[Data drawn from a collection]
--*--

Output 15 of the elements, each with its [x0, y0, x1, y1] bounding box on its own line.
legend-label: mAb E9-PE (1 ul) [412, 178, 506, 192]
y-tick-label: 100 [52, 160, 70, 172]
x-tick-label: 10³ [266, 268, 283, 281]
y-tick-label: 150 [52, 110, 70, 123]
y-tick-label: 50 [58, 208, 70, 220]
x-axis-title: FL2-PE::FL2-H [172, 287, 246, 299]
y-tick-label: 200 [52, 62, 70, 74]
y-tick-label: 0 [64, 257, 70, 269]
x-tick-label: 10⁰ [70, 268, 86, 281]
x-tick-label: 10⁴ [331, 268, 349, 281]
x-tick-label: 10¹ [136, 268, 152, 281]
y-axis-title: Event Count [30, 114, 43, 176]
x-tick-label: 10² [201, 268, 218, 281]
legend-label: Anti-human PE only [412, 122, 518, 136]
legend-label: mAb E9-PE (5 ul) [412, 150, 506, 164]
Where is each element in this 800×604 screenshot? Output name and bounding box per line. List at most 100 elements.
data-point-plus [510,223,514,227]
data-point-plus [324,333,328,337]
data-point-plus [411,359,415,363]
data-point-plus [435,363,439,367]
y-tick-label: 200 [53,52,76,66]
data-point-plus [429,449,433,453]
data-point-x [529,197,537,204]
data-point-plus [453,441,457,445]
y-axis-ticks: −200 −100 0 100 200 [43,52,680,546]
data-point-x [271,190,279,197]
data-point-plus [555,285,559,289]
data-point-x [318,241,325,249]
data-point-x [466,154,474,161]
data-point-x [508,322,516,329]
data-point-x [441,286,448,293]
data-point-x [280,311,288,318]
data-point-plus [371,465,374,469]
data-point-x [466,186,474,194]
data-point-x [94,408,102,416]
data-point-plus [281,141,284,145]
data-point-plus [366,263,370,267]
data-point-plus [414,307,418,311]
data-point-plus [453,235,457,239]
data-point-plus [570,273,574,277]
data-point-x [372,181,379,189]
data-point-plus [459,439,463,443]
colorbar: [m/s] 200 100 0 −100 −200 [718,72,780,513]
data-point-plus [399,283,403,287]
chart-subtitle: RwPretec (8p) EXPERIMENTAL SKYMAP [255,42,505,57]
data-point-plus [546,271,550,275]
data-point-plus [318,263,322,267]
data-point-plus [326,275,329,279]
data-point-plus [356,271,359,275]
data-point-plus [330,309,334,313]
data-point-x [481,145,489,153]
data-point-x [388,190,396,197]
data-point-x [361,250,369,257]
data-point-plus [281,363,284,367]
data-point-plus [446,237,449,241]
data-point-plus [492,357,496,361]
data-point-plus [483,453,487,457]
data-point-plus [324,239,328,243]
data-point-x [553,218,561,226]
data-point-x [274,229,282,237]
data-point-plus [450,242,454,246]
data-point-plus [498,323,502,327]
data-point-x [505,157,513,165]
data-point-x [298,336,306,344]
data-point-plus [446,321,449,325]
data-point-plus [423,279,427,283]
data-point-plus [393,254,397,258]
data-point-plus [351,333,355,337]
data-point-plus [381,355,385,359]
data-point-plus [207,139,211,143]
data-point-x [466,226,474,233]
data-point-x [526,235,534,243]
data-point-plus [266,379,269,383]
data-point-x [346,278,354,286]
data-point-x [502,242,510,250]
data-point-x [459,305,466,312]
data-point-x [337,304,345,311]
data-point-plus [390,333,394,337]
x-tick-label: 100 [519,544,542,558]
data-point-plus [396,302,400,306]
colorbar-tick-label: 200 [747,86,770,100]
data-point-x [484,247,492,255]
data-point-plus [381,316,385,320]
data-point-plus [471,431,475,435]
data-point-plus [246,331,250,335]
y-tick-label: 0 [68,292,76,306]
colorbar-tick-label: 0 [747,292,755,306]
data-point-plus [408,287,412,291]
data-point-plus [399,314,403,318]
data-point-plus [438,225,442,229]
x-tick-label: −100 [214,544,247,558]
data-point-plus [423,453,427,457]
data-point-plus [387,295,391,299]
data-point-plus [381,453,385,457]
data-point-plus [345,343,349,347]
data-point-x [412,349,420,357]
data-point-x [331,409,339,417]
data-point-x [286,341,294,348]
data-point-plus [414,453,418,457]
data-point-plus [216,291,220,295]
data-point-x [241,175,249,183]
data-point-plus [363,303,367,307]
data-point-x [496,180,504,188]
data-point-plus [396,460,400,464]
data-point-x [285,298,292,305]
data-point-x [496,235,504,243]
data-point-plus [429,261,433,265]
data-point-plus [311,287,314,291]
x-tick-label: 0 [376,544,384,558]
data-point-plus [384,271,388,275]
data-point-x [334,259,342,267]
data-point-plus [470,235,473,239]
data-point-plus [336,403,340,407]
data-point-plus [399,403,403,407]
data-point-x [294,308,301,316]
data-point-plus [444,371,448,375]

--*--

[What is required]: Return every line of the data above verbatim, in the same order, changing nothing.

[Task solution]:
Output 15 of the elements, each with its [x0, y0, x1, y1] bounding box on its own line.
legend-label: mAb E9-PE (1 ul) [412, 178, 506, 192]
y-tick-label: 100 [52, 160, 70, 172]
x-tick-label: 10³ [266, 268, 283, 281]
y-tick-label: 150 [52, 110, 70, 123]
y-tick-label: 50 [58, 208, 70, 220]
x-axis-title: FL2-PE::FL2-H [172, 287, 246, 299]
y-tick-label: 200 [52, 62, 70, 74]
y-tick-label: 0 [64, 257, 70, 269]
x-tick-label: 10⁰ [70, 268, 86, 281]
x-tick-label: 10⁴ [331, 268, 349, 281]
x-tick-label: 10¹ [136, 268, 152, 281]
y-axis-title: Event Count [30, 114, 43, 176]
x-tick-label: 10² [201, 268, 218, 281]
legend-label: Anti-human PE only [412, 122, 518, 136]
legend-label: mAb E9-PE (5 ul) [412, 150, 506, 164]
Where is each element in this 800×604 screenshot? Output name and bounding box per line. List at most 100 elements.
data-point-plus [510,223,514,227]
data-point-plus [324,333,328,337]
data-point-plus [411,359,415,363]
data-point-plus [435,363,439,367]
y-tick-label: 200 [53,52,76,66]
data-point-plus [429,449,433,453]
data-point-x [529,197,537,204]
data-point-plus [453,441,457,445]
y-axis-ticks: −200 −100 0 100 200 [43,52,680,546]
data-point-x [271,190,279,197]
data-point-plus [555,285,559,289]
data-point-x [318,241,325,249]
data-point-x [466,154,474,161]
data-point-x [508,322,516,329]
data-point-x [441,286,448,293]
data-point-x [280,311,288,318]
data-point-plus [371,465,374,469]
data-point-x [466,186,474,194]
data-point-x [94,408,102,416]
data-point-plus [281,141,284,145]
data-point-plus [366,263,370,267]
data-point-plus [414,307,418,311]
data-point-plus [453,235,457,239]
data-point-plus [570,273,574,277]
data-point-x [372,181,379,189]
data-point-plus [459,439,463,443]
colorbar: [m/s] 200 100 0 −100 −200 [718,72,780,513]
data-point-plus [399,283,403,287]
chart-subtitle: RwPretec (8p) EXPERIMENTAL SKYMAP [255,42,505,57]
data-point-plus [546,271,550,275]
data-point-plus [318,263,322,267]
data-point-plus [326,275,329,279]
data-point-plus [356,271,359,275]
data-point-plus [330,309,334,313]
data-point-x [481,145,489,153]
data-point-x [388,190,396,197]
data-point-x [361,250,369,257]
data-point-plus [281,363,284,367]
data-point-plus [446,237,449,241]
data-point-plus [492,357,496,361]
data-point-plus [483,453,487,457]
data-point-plus [324,239,328,243]
data-point-x [553,218,561,226]
data-point-x [274,229,282,237]
data-point-plus [450,242,454,246]
data-point-plus [498,323,502,327]
data-point-x [505,157,513,165]
data-point-x [298,336,306,344]
data-point-plus [446,321,449,325]
data-point-plus [423,279,427,283]
data-point-plus [393,254,397,258]
data-point-plus [351,333,355,337]
data-point-plus [381,355,385,359]
data-point-plus [207,139,211,143]
data-point-x [466,226,474,233]
data-point-x [526,235,534,243]
data-point-plus [266,379,269,383]
data-point-x [346,278,354,286]
data-point-x [502,242,510,250]
data-point-x [459,305,466,312]
data-point-x [337,304,345,311]
data-point-plus [390,333,394,337]
x-tick-label: 100 [519,544,542,558]
data-point-plus [396,302,400,306]
colorbar-tick-label: 200 [747,86,770,100]
data-point-x [484,247,492,255]
data-point-plus [381,316,385,320]
data-point-plus [471,431,475,435]
data-point-plus [246,331,250,335]
y-tick-label: 0 [68,292,76,306]
colorbar-tick-label: 0 [747,292,755,306]
data-point-plus [408,287,412,291]
data-point-plus [399,314,403,318]
data-point-plus [438,225,442,229]
x-tick-label: −100 [214,544,247,558]
data-point-plus [423,453,427,457]
data-point-plus [387,295,391,299]
data-point-plus [381,453,385,457]
data-point-plus [345,343,349,347]
data-point-x [412,349,420,357]
data-point-x [331,409,339,417]
data-point-x [286,341,294,348]
data-point-plus [414,453,418,457]
data-point-plus [216,291,220,295]
data-point-x [241,175,249,183]
data-point-plus [363,303,367,307]
data-point-x [496,180,504,188]
data-point-plus [396,460,400,464]
data-point-x [285,298,292,305]
data-point-x [496,235,504,243]
data-point-plus [429,261,433,265]
data-point-plus [311,287,314,291]
x-tick-label: 0 [376,544,384,558]
data-point-plus [384,271,388,275]
data-point-x [334,259,342,267]
data-point-plus [470,235,473,239]
data-point-plus [336,403,340,407]
data-point-plus [399,403,403,407]
data-point-x [294,308,301,316]
data-point-plus [444,371,448,375]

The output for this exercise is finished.